*WORK INSTRUCTIONS:*
Print the entries in full, word for word, but not the pictures.

— START OF INPUT —

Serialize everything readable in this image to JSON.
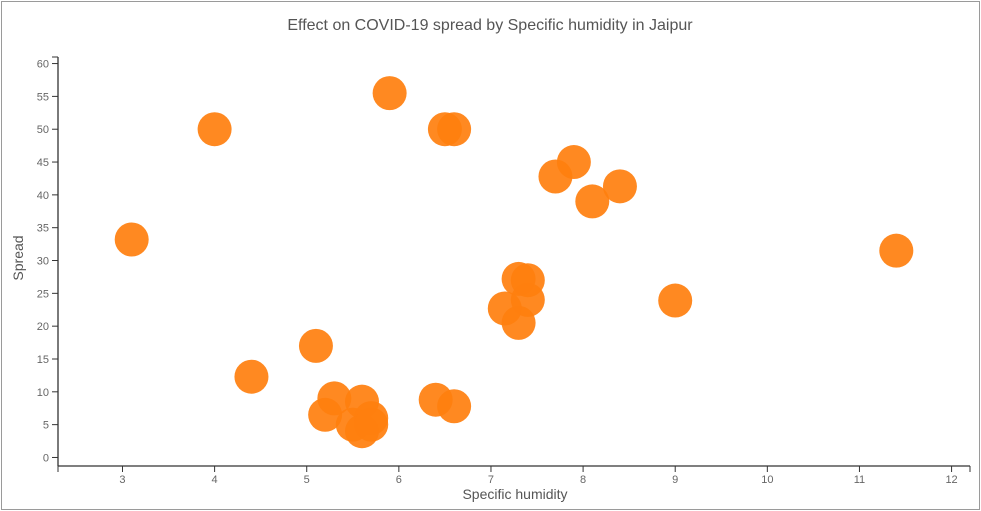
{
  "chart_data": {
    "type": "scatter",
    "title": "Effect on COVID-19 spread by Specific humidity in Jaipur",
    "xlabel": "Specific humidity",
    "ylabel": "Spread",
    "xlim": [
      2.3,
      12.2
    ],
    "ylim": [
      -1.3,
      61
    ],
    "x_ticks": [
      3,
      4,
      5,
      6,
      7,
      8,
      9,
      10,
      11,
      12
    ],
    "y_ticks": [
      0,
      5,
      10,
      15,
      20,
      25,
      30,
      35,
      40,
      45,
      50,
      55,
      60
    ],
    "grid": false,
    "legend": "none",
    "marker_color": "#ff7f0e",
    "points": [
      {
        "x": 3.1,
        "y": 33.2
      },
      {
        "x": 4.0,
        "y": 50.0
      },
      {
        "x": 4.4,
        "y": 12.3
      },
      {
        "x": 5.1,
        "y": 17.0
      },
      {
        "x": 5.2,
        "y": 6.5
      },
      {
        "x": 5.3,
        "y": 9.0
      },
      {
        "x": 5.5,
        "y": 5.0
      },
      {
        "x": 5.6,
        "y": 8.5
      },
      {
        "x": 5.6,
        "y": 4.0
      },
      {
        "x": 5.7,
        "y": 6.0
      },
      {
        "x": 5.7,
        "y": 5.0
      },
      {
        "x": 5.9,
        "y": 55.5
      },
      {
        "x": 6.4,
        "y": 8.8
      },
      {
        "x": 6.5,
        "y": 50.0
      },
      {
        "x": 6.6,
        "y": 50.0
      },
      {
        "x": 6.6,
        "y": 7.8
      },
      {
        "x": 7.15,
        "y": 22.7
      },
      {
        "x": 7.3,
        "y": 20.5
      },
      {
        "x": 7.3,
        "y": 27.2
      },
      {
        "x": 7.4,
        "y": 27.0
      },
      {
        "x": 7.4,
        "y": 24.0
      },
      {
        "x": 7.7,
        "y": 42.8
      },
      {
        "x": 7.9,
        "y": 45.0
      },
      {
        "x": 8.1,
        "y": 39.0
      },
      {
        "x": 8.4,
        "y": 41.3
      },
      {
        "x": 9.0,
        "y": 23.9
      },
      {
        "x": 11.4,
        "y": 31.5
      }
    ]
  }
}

— END OF INPUT —

*REPLY TO THE TASK:*
Serialize everything readable in this image to JSON.
{
  "chart_data": {
    "type": "scatter",
    "title": "Effect on COVID-19 spread by Specific humidity in Jaipur",
    "xlabel": "Specific humidity",
    "ylabel": "Spread",
    "xlim": [
      2.3,
      12.2
    ],
    "ylim": [
      -1.3,
      61
    ],
    "x_ticks": [
      3,
      4,
      5,
      6,
      7,
      8,
      9,
      10,
      11,
      12
    ],
    "y_ticks": [
      0,
      5,
      10,
      15,
      20,
      25,
      30,
      35,
      40,
      45,
      50,
      55,
      60
    ],
    "grid": false,
    "legend": "none",
    "marker_color": "#ff7f0e",
    "points": [
      {
        "x": 3.1,
        "y": 33.2
      },
      {
        "x": 4.0,
        "y": 50.0
      },
      {
        "x": 4.4,
        "y": 12.3
      },
      {
        "x": 5.1,
        "y": 17.0
      },
      {
        "x": 5.2,
        "y": 6.5
      },
      {
        "x": 5.3,
        "y": 9.0
      },
      {
        "x": 5.5,
        "y": 5.0
      },
      {
        "x": 5.6,
        "y": 8.5
      },
      {
        "x": 5.6,
        "y": 4.0
      },
      {
        "x": 5.7,
        "y": 6.0
      },
      {
        "x": 5.7,
        "y": 5.0
      },
      {
        "x": 5.9,
        "y": 55.5
      },
      {
        "x": 6.4,
        "y": 8.8
      },
      {
        "x": 6.5,
        "y": 50.0
      },
      {
        "x": 6.6,
        "y": 50.0
      },
      {
        "x": 6.6,
        "y": 7.8
      },
      {
        "x": 7.15,
        "y": 22.7
      },
      {
        "x": 7.3,
        "y": 20.5
      },
      {
        "x": 7.3,
        "y": 27.2
      },
      {
        "x": 7.4,
        "y": 27.0
      },
      {
        "x": 7.4,
        "y": 24.0
      },
      {
        "x": 7.7,
        "y": 42.8
      },
      {
        "x": 7.9,
        "y": 45.0
      },
      {
        "x": 8.1,
        "y": 39.0
      },
      {
        "x": 8.4,
        "y": 41.3
      },
      {
        "x": 9.0,
        "y": 23.9
      },
      {
        "x": 11.4,
        "y": 31.5
      }
    ]
  }
}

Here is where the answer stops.